Task to carry out |
Keep only the lines of the data below that contain "المشاط", and copy them.

╭──

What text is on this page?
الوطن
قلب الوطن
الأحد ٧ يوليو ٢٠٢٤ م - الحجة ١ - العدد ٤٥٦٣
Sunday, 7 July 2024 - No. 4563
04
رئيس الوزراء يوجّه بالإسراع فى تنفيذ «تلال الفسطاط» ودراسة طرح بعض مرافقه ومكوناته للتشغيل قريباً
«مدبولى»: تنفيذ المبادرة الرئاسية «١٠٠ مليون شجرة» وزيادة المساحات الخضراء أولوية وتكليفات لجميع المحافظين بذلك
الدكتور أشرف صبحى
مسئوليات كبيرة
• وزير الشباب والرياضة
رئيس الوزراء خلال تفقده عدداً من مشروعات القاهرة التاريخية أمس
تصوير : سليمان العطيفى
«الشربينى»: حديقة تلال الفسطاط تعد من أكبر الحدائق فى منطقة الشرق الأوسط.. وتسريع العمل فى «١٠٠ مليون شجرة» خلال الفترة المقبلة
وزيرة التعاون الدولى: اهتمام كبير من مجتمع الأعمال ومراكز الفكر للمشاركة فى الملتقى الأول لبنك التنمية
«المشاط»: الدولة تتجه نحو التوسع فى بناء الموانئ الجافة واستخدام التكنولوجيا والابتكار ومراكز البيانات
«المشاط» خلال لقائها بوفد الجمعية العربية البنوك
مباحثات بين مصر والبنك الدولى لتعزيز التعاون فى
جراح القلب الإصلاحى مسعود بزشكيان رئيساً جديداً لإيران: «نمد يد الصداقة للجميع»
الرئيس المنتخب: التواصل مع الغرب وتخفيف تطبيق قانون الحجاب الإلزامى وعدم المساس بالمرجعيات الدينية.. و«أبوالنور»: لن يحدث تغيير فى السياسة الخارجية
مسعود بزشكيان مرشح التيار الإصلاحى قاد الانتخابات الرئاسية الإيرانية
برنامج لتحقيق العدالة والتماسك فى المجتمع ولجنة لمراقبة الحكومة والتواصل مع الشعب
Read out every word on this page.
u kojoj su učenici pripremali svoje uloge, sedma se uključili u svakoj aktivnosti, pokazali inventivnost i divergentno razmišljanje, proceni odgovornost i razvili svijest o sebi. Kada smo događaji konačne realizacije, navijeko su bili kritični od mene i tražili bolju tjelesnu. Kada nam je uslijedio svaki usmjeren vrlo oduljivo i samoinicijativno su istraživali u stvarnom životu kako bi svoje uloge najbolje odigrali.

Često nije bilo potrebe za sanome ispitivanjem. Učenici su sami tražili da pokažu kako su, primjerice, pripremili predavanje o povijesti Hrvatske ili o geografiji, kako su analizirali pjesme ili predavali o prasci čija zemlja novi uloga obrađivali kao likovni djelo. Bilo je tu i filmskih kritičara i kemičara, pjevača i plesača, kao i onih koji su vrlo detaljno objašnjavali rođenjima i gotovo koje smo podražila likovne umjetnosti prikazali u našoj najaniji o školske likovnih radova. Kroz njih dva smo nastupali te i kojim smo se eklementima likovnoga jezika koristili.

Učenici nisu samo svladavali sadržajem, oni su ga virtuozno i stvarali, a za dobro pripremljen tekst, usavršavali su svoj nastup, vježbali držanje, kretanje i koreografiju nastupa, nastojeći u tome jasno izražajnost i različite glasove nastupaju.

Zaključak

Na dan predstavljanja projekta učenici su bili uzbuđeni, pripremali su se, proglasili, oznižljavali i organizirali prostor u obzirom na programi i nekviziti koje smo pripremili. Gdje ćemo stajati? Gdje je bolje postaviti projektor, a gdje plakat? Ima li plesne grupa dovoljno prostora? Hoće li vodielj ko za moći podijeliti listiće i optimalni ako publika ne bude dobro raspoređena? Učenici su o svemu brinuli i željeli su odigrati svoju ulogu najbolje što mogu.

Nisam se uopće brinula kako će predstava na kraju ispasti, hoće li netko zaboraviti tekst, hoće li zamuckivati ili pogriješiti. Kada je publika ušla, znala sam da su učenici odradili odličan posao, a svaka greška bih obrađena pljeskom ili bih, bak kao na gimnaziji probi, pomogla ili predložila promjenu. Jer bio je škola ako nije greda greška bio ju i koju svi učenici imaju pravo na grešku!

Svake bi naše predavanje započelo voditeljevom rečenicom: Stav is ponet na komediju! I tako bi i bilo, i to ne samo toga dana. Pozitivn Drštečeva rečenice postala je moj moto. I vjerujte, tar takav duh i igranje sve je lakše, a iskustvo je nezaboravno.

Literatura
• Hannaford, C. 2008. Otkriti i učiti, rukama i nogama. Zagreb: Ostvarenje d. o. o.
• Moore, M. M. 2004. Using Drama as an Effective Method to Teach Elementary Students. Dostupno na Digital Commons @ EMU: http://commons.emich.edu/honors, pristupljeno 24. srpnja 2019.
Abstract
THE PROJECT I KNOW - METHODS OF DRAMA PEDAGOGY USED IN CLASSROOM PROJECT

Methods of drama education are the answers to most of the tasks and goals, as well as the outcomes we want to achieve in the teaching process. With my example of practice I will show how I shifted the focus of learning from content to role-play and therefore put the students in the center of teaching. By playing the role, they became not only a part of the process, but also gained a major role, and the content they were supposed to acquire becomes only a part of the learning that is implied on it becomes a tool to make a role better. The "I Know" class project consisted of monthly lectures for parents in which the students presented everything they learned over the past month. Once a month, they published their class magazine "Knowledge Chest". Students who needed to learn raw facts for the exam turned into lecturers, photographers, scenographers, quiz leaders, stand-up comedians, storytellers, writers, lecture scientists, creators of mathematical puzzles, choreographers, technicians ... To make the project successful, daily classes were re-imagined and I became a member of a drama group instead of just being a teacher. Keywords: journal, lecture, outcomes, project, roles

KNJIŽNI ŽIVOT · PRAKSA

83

╰──

Task output |
«المشاط»: الدولة تتجه نحو التوسع فى بناء الموانئ الجافة واستخدام التكنولوجيا والابتكار ومراكز البيانات
«المشاط» خلال لقائها بوفد الجمعية العربية البنوك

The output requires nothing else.